Count the lines that hold the string "کامپیوتری". Reply with the number alone.

--- START ---

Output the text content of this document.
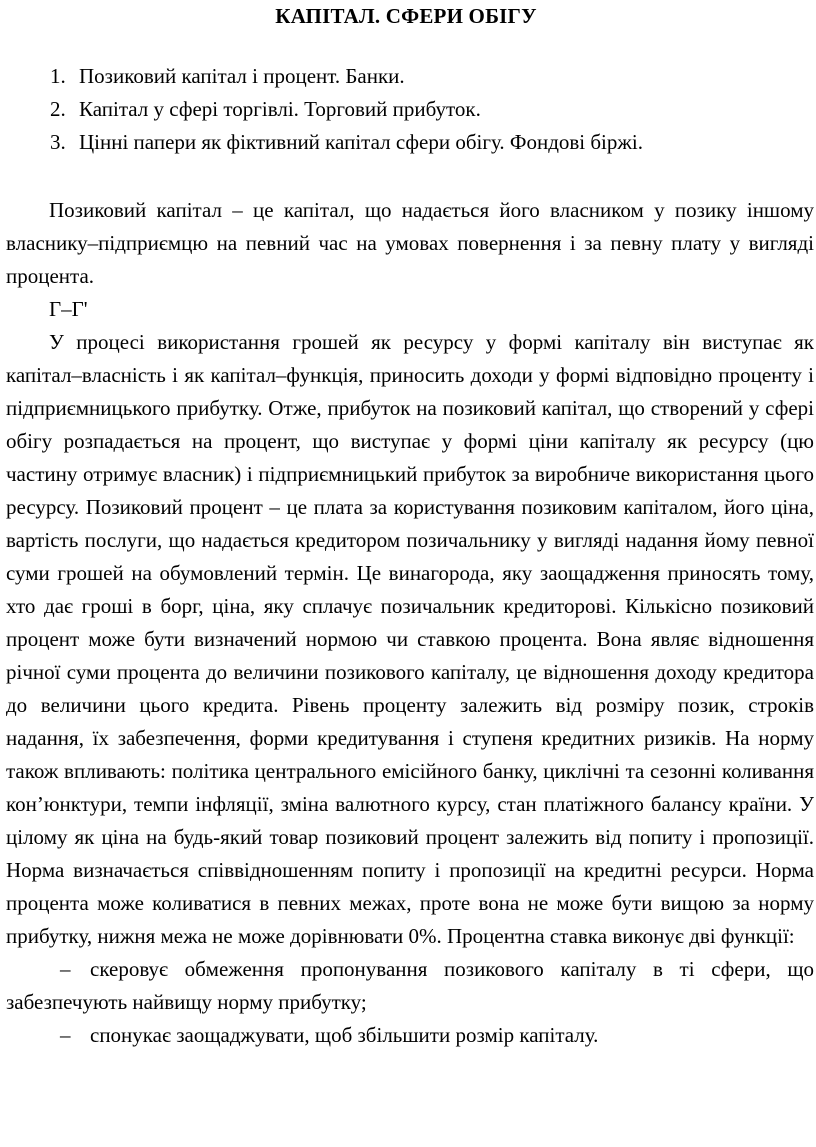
КАПІТАЛ. СФЕРИ ОБІГУ
1. Позиковий капітал і процент. Банки.
2. Капітал у сфері торгівлі. Торговий прибуток.
3. Цінні папери як фіктивний капітал сфери обігу. Фондові біржі.

Позиковий капітал – це капітал, що надається його власником у позику іншому власнику–підприємцю на певний час на умовах повернення і за певну плату у вигляді процента.

Г–Г'

У процесі використання грошей як ресурсу у формі капіталу він виступає як капітал–власність і як капітал–функція, приносить доходи у формі відповідно проценту і підприємницького прибутку. Отже, прибуток на позиковий капітал, що створений у сфері обігу розпадається на процент, що виступає у формі ціни капіталу як ресурсу (цю частину отримує власник) і підприємницький прибуток за виробниче використання цього ресурсу. Позиковий процент – це плата за користування позиковим капіталом, його ціна, вартість послуги, що надається кредитором позичальнику у вигляді надання йому певної суми грошей на обумовлений термін. Це винагорода, яку заощадження приносять тому, хто дає гроші в борг, ціна, яку сплачує позичальник кредиторові. Кількісно позиковий процент може бути визначений нормою чи ставкою процента. Вона являє відношення річної суми процента до величини позикового капіталу, це відношення доходу кредитора до величини цього кредита. Рівень проценту залежить від розміру позик, строків надання, їх забезпечення, форми кредитування і ступеня кредитних ризиків. На норму також впливають: політика центрального емісійного банку, циклічні та сезонні коливання кон’юнктури, темпи інфляції, зміна валютного курсу, стан платіжного балансу країни. У цілому як ціна на будь-який товар позиковий процент залежить від попиту і пропозиції. Норма визначається співвідношенням попиту і пропозиції на кредитні ресурси. Норма процента може коливатися в певних межах, проте вона не може бути вищою за норму прибутку, нижня межа не може дорівнювати 0%. Процентна ставка виконує дві функції:

– скеровує обмеження пропонування позикового капіталу в ті сфери, що забезпечують найвищу норму прибутку;

– спонукає заощаджувати, щоб збільшити розмір капіталу.
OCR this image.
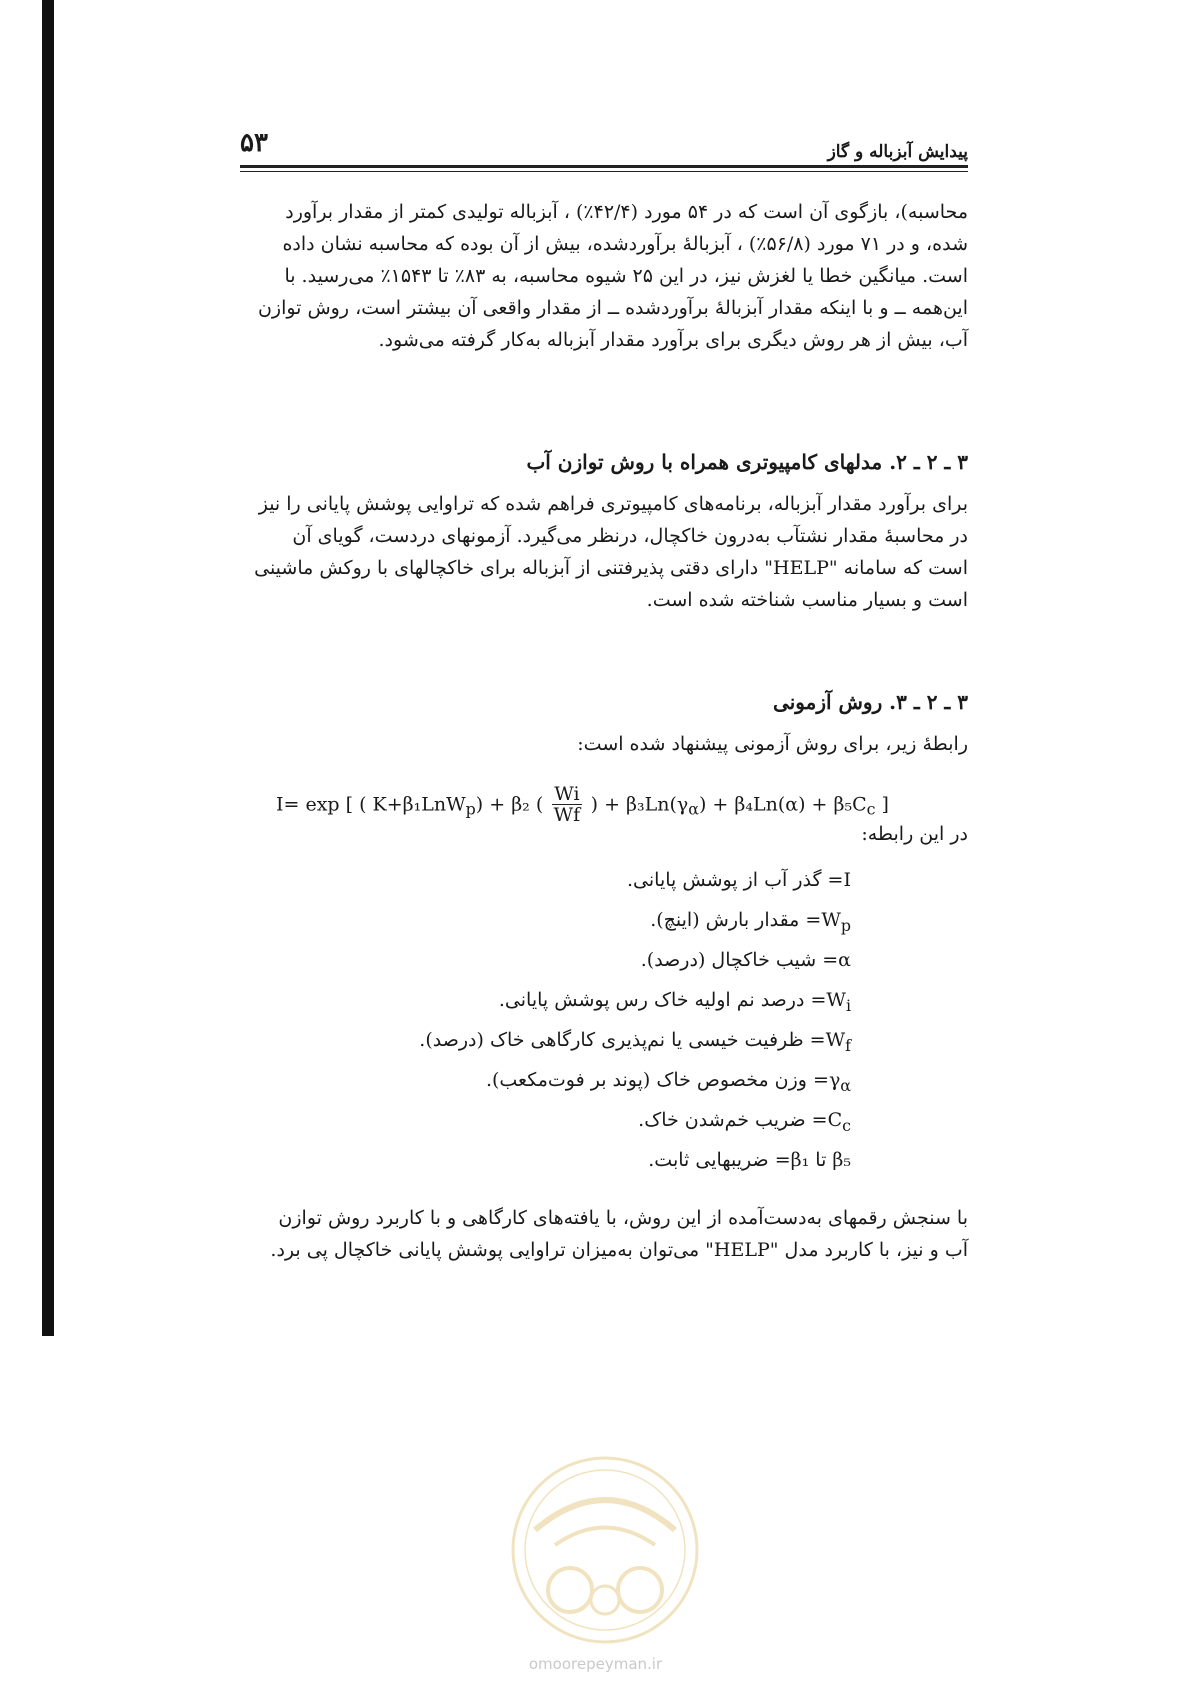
۵۳	پیدایش آبزباله و گاز

محاسبه)، بازگوی آن است که در ۵۴ مورد (۴۲/۴٪) ، آبزباله تولیدی کمتر از مقدار برآورد

شده، و در ۷۱ مورد (۵۶/۸٪) ، آبزبالهٔ برآوردشده، بیش از آن بوده که محاسبه نشان داده

است. میانگین خطا یا لغزش نیز، در این ۲۵ شیوه محاسبه، به ۸۳٪ تا ۱۵۴۳٪ می‌رسید. با

این‌همه ــ و با اینکه مقدار آبزبالهٔ برآوردشده ــ از مقدار واقعی آن بیشتر است، روش توازن

آب، بیش از هر روش دیگری برای برآورد مقدار آبزباله به‌کار گرفته می‌شود.

۳ ـ ۲ ـ ۲. مدلهای کامپیوتری همراه با روش توازن آب

برای برآورد مقدار آبزباله، برنامه‌های کامپیوتری فراهم شده که تراوایی پوشش پایانی را نیز

در محاسبهٔ مقدار نشتآب به‌درون خاکچال، درنظر می‌گیرد. آزمونهای دردست، گویای آن

است که سامانه "HELP" دارای دقتی پذیرفتنی از آبزباله برای خاکچالهای با روکش ماشینی

است و بسیار مناسب شناخته شده است.

۳ ـ ۲ ـ ۳. روش آزمونی
رابطهٔ زیر، برای روش آزمونی پیشنهاد شده است:
I= exp [ ( K+β₁LnW$_p$) + β₂ ( $\frac{Wi}{Wf}$ ) + $\beta_3Ln(\gamma_\alpha) + \beta_4Ln(\alpha) + \beta_5C_c$ ]
در این رابطه:
I= گذر آب از پوشش پایانی.
$W_p=$ مقدار بارش (اینچ).
α= شیب خاکچال (درصد).
$W_i=$ درصد نم اولیه خاک رس پوشش پایانی.
$W_f=$ ظرفیت خیسی یا نم‌پذیری کارگاهی خاک (درصد).
$\gamma_\alpha=$ وزن مخصوص خاک (پوند بر فوت‌مکعب).
$C_c=$ ضریب خم‌شدن خاک.
β₁ تا β₅= ضریبهایی ثابت.

با سنجش رقمهای به‌دست‌آمده از این روش، با یافته‌های کارگاهی و با کاربرد روش توازن

آب و نیز، با کاربرد مدل "HELP" می‌توان به‌میزان تراوایی پوشش پایانی خاکچال پی برد.

omoorepeyman.ir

--- END ---

• Expected answer:
2